_Aim_
In the records that follow, locate every line with "point" and extract it.

------------------------------------------------

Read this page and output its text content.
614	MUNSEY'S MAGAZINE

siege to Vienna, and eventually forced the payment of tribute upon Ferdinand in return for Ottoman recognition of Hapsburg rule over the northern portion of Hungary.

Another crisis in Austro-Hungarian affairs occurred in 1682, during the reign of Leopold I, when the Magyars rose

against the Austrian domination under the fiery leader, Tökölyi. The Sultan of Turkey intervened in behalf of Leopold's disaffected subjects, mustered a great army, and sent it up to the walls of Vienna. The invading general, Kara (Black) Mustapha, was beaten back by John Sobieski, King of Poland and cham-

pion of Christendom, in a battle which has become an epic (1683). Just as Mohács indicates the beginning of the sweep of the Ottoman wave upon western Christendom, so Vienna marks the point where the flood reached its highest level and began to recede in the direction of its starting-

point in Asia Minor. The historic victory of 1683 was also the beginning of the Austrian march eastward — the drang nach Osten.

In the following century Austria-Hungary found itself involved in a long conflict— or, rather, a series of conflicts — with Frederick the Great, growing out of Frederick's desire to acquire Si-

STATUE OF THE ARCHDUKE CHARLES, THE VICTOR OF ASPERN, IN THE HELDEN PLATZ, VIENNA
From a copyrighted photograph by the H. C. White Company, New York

------------------------------------------------

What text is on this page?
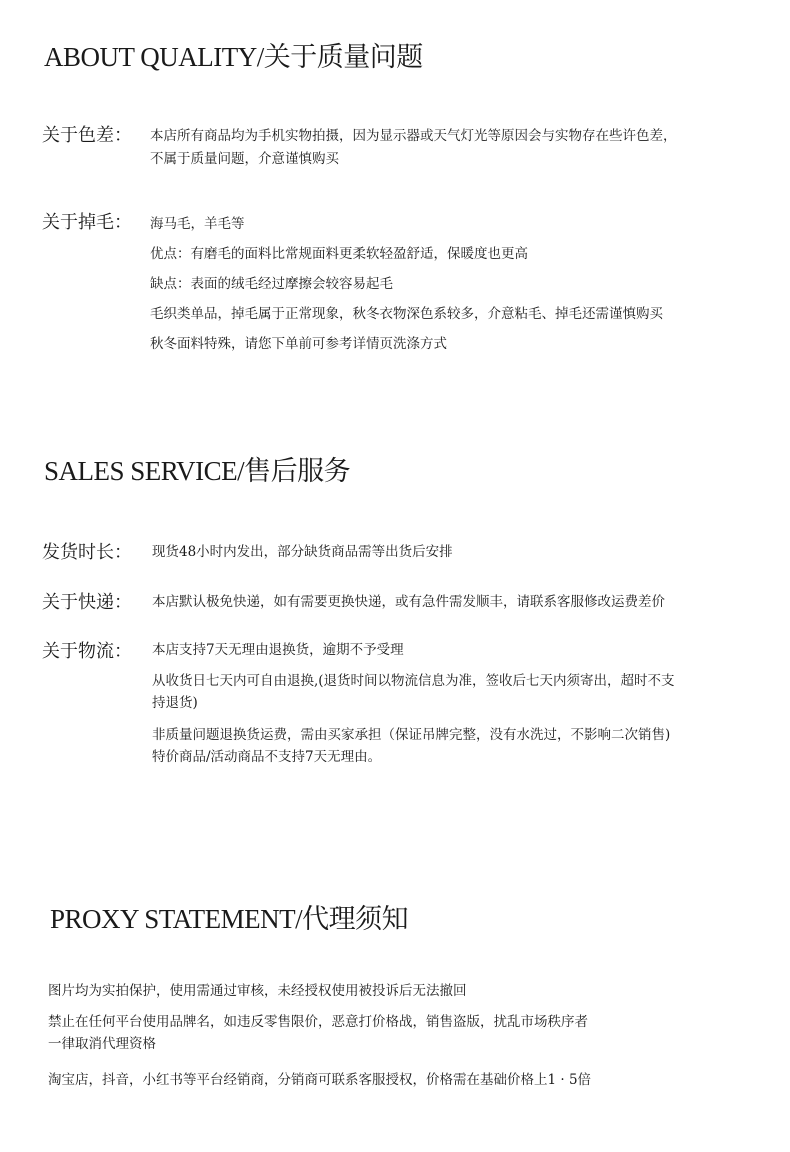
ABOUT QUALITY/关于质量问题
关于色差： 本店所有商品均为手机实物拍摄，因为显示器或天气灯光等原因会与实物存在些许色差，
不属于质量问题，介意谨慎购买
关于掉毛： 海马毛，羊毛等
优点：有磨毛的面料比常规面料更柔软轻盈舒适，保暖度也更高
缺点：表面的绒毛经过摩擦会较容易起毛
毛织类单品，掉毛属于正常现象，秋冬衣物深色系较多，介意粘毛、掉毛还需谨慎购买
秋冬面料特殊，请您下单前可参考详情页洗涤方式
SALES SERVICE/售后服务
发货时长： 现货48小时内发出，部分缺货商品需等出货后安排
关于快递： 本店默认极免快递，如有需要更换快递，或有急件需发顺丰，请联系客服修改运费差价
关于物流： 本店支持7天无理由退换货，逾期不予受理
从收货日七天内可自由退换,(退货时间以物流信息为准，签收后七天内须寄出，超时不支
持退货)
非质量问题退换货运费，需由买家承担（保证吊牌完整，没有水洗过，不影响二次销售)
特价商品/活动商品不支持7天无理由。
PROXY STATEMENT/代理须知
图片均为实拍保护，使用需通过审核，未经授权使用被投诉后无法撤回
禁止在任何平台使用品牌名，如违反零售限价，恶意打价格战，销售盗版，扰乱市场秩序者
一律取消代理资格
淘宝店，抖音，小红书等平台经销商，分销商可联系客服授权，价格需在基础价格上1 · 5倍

------------------------------------------------

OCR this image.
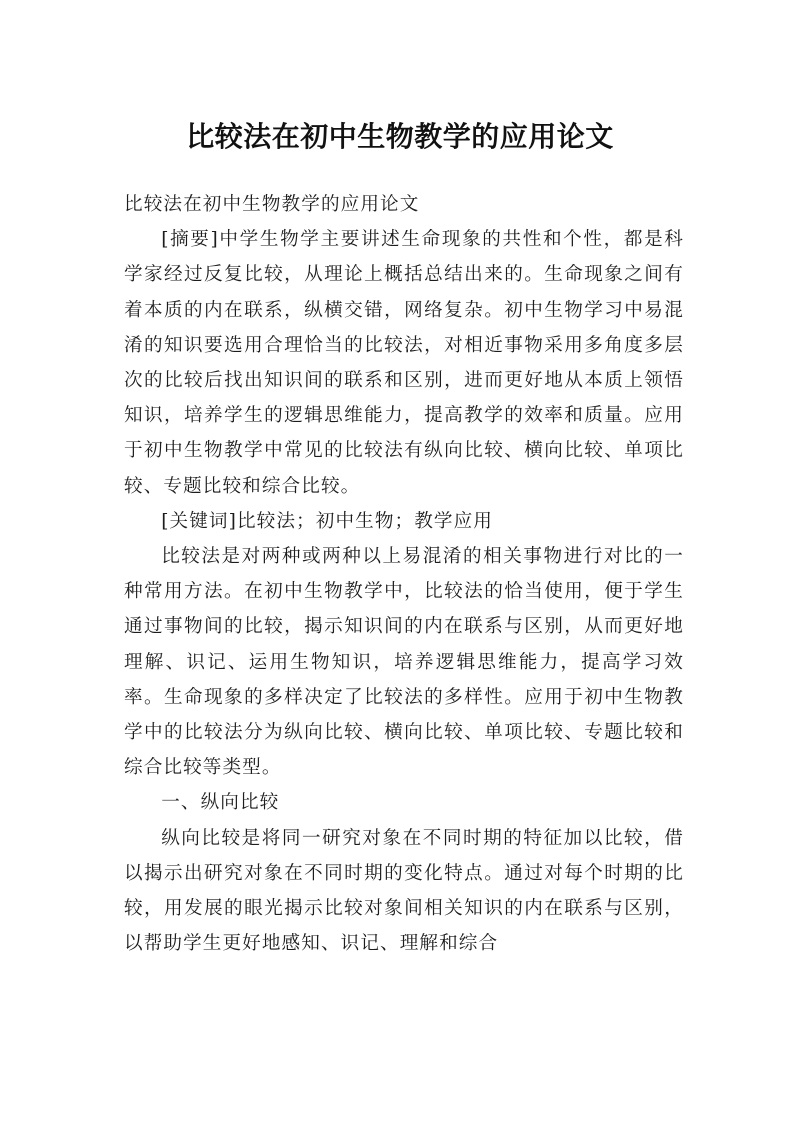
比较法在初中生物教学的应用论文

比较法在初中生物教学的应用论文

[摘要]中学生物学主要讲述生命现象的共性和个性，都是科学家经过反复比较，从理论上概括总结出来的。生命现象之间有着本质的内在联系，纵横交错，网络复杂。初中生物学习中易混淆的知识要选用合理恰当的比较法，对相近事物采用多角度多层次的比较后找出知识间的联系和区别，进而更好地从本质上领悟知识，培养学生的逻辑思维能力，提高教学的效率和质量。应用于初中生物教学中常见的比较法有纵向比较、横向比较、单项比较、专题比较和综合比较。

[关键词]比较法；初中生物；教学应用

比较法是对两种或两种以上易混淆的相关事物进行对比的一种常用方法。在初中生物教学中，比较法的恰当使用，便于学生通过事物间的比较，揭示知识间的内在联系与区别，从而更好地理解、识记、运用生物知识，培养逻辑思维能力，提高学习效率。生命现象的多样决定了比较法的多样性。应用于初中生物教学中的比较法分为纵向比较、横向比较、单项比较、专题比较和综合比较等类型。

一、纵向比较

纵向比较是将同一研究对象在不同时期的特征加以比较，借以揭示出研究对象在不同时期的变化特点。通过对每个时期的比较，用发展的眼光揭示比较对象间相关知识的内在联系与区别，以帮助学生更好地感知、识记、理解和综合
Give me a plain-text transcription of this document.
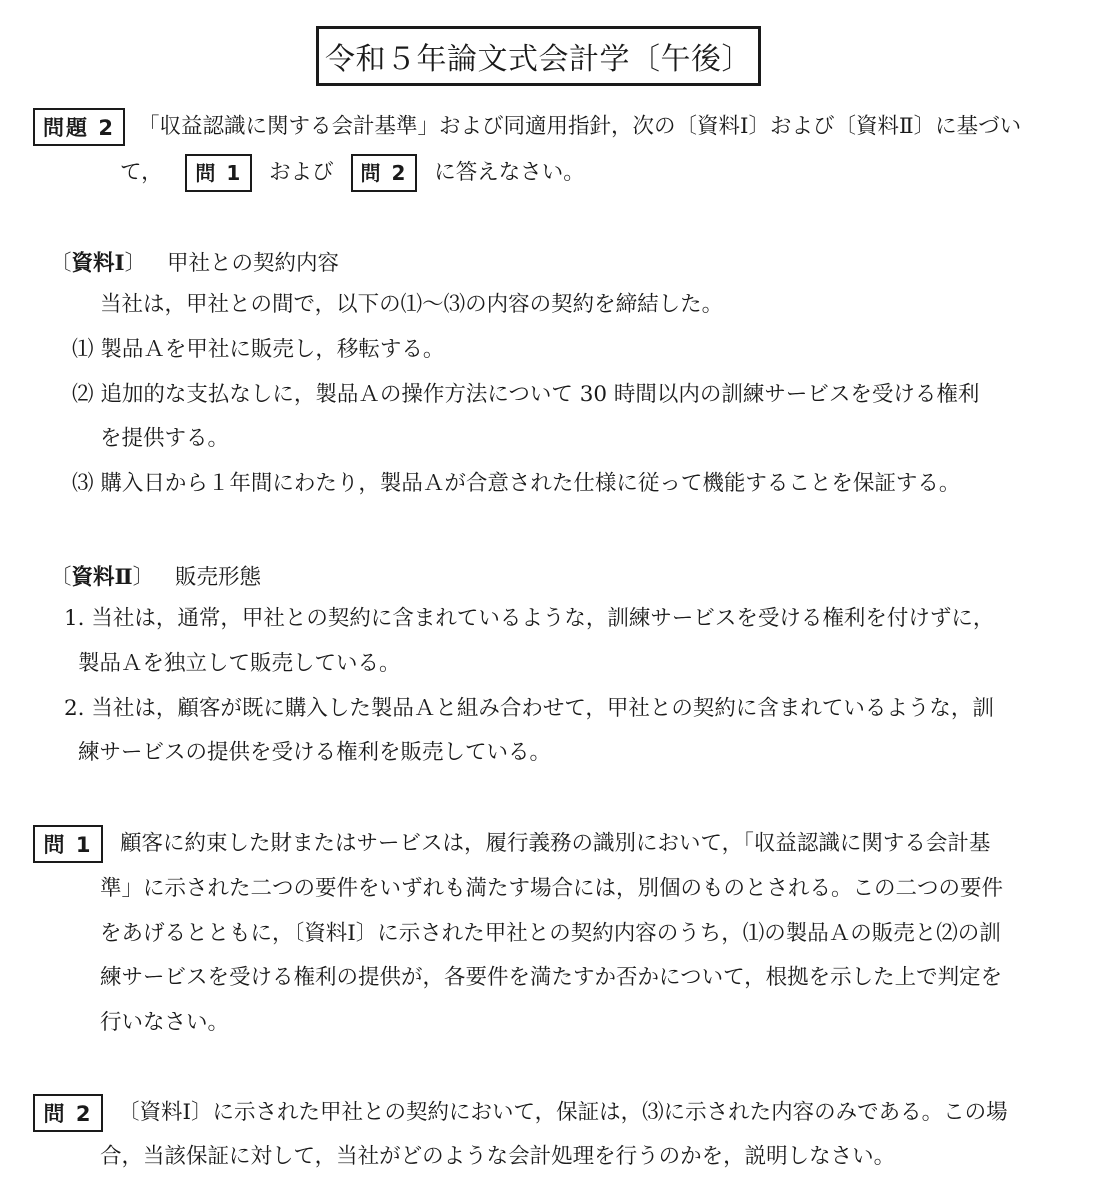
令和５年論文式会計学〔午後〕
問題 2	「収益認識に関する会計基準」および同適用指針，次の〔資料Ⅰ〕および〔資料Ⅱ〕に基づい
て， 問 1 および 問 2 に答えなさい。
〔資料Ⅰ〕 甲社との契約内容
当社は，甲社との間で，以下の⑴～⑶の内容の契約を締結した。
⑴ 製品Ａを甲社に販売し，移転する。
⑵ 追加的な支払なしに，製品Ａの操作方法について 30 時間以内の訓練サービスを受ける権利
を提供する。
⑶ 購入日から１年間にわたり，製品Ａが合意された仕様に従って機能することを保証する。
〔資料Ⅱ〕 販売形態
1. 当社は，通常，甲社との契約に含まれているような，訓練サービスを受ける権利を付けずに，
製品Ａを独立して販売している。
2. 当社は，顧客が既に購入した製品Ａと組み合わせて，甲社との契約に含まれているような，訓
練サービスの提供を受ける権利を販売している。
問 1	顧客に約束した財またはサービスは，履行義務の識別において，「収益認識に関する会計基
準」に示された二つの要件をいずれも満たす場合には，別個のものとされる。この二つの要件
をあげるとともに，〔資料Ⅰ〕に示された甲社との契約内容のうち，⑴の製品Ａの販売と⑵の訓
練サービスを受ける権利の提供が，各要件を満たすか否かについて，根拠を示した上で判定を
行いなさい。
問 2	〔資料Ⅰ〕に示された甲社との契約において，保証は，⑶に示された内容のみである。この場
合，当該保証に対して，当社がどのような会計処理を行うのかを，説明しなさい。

------------------------------------------------

_Answer below_
pion of Christendom, in a battle which has become an epic (1683). Just as Mohács indicates the beginning of the sweep of the Ottoman wave upon western Christendom, so Vienna marks the point where the flood reached its highest level and began to recede in the direction of its starting-
point in Asia Minor. The historic victory of 1683 was also the beginning of the Austrian march eastward — the drang nach Osten.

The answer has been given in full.